* START *

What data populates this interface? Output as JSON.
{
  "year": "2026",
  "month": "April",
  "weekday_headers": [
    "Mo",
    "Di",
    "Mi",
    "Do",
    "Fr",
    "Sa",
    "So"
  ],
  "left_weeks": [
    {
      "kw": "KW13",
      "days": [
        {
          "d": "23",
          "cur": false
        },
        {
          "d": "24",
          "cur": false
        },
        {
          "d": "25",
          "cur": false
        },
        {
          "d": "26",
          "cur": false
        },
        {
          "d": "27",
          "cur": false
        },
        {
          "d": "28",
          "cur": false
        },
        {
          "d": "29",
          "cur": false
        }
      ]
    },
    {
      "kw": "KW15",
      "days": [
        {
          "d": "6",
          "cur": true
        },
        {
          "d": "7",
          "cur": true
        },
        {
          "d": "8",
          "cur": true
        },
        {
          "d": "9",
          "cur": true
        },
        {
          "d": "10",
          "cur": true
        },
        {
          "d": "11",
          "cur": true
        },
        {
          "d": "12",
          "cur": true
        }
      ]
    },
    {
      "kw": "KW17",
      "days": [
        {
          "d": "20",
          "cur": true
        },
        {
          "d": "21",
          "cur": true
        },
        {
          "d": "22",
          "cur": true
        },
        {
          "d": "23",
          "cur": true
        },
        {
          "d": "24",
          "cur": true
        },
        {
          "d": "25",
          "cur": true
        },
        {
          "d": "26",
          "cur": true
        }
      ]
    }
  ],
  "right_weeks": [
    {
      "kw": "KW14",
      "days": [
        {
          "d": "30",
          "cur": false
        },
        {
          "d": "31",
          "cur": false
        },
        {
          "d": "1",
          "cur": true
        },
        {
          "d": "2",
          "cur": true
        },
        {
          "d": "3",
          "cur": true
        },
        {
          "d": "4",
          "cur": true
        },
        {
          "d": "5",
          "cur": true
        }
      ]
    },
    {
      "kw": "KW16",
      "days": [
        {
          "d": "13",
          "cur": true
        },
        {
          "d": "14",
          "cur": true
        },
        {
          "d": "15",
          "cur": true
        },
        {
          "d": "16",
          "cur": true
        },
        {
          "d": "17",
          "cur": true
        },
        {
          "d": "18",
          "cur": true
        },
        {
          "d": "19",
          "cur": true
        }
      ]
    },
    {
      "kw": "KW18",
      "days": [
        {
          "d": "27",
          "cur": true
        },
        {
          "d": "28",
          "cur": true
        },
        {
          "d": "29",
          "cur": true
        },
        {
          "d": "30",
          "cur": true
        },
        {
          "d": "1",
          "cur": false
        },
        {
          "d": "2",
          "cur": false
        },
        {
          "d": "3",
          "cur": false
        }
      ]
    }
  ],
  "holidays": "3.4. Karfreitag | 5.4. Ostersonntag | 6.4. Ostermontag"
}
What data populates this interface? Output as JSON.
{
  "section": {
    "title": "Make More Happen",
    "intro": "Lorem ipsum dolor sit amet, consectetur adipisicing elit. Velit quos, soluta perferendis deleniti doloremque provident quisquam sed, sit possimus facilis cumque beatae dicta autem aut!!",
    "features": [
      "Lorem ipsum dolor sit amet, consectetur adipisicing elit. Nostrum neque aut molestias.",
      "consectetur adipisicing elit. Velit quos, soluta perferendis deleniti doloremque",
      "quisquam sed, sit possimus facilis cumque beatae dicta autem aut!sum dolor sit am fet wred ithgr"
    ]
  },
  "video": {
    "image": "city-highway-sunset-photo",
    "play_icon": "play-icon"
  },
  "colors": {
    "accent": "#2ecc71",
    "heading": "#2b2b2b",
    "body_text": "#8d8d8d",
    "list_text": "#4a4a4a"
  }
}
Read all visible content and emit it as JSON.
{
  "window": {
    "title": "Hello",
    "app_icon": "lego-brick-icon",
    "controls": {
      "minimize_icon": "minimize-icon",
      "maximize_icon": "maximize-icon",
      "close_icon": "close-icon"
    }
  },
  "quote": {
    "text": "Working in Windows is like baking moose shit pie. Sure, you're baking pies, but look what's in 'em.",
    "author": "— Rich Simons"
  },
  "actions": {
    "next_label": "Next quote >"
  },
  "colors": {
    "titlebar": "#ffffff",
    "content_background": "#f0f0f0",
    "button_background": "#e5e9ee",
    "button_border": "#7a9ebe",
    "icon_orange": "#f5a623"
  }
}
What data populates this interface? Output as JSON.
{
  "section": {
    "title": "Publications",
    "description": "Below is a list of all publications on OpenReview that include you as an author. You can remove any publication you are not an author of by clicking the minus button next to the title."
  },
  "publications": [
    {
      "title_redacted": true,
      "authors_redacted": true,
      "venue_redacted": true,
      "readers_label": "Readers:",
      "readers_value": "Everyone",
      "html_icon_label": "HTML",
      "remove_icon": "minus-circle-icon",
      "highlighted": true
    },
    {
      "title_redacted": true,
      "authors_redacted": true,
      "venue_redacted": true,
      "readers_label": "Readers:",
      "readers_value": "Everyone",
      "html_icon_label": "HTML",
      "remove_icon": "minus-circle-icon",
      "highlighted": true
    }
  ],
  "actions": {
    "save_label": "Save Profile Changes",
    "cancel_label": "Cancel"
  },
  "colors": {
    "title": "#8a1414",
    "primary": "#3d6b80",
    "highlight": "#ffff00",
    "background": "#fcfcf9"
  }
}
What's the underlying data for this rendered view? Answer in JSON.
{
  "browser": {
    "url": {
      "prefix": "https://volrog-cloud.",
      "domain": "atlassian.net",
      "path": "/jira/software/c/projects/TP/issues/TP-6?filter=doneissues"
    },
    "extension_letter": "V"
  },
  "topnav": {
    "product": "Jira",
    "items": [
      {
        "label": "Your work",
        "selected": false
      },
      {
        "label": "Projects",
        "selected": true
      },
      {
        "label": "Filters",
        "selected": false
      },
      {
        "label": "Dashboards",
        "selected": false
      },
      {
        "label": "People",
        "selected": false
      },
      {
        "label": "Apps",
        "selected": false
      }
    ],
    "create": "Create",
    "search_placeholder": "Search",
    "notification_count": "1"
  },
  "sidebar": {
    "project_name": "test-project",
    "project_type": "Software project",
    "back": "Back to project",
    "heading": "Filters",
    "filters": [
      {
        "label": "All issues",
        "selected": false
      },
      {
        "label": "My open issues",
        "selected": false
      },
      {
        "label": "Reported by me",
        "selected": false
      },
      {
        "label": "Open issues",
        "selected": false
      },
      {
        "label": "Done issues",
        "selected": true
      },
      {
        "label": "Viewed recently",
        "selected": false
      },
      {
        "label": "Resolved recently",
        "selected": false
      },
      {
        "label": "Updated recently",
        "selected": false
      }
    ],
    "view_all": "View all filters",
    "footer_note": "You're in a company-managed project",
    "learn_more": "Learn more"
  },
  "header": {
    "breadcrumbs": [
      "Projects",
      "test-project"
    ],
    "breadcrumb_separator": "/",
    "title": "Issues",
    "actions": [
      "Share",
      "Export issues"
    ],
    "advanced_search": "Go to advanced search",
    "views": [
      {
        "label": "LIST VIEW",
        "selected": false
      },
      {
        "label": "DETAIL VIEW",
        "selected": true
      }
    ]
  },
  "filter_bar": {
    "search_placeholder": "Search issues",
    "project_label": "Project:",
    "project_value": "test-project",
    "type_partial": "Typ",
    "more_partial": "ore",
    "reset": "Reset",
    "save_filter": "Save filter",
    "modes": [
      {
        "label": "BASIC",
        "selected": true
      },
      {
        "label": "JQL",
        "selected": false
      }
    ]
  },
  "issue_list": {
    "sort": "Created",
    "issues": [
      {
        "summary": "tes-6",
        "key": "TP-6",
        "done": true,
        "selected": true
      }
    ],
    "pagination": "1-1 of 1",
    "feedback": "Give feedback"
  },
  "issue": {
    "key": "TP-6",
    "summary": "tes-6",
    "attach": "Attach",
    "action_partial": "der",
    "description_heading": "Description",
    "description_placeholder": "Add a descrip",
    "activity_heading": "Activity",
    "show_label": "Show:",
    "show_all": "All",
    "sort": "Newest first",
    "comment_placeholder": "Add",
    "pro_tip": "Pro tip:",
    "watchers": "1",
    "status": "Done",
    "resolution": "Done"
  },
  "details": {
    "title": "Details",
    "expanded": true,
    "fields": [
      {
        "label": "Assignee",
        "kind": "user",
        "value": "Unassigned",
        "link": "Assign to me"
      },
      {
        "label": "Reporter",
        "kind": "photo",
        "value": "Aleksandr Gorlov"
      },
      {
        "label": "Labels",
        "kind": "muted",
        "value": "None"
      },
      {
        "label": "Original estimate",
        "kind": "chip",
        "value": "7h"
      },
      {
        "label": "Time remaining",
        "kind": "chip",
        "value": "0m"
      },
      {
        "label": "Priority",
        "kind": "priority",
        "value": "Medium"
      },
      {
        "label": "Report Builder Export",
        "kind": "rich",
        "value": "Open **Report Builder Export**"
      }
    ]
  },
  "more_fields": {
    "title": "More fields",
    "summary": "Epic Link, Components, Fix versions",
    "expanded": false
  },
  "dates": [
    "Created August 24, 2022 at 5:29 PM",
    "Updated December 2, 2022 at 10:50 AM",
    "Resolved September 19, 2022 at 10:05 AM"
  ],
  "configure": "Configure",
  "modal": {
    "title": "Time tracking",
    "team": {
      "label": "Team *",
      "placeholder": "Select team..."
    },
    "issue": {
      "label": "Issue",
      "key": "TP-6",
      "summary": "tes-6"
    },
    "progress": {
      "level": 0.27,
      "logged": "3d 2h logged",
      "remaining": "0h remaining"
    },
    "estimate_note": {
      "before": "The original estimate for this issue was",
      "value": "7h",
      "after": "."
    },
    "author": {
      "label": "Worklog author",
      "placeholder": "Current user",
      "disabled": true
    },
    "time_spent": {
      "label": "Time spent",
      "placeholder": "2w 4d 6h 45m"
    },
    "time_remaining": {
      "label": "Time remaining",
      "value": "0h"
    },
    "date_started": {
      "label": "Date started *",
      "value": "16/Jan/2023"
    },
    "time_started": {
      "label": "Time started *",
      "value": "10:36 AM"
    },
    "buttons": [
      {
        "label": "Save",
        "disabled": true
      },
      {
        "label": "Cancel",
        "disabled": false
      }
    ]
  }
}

* END *

> [DIRECTIONS FOR THIS TASK]: Copy out every line from the data above that has "Save" in it.

> [TASK SOLUTION]:
    "save_label": "Save Profile Changes",
    "save_filter": "Save filter",
        "label": "Save",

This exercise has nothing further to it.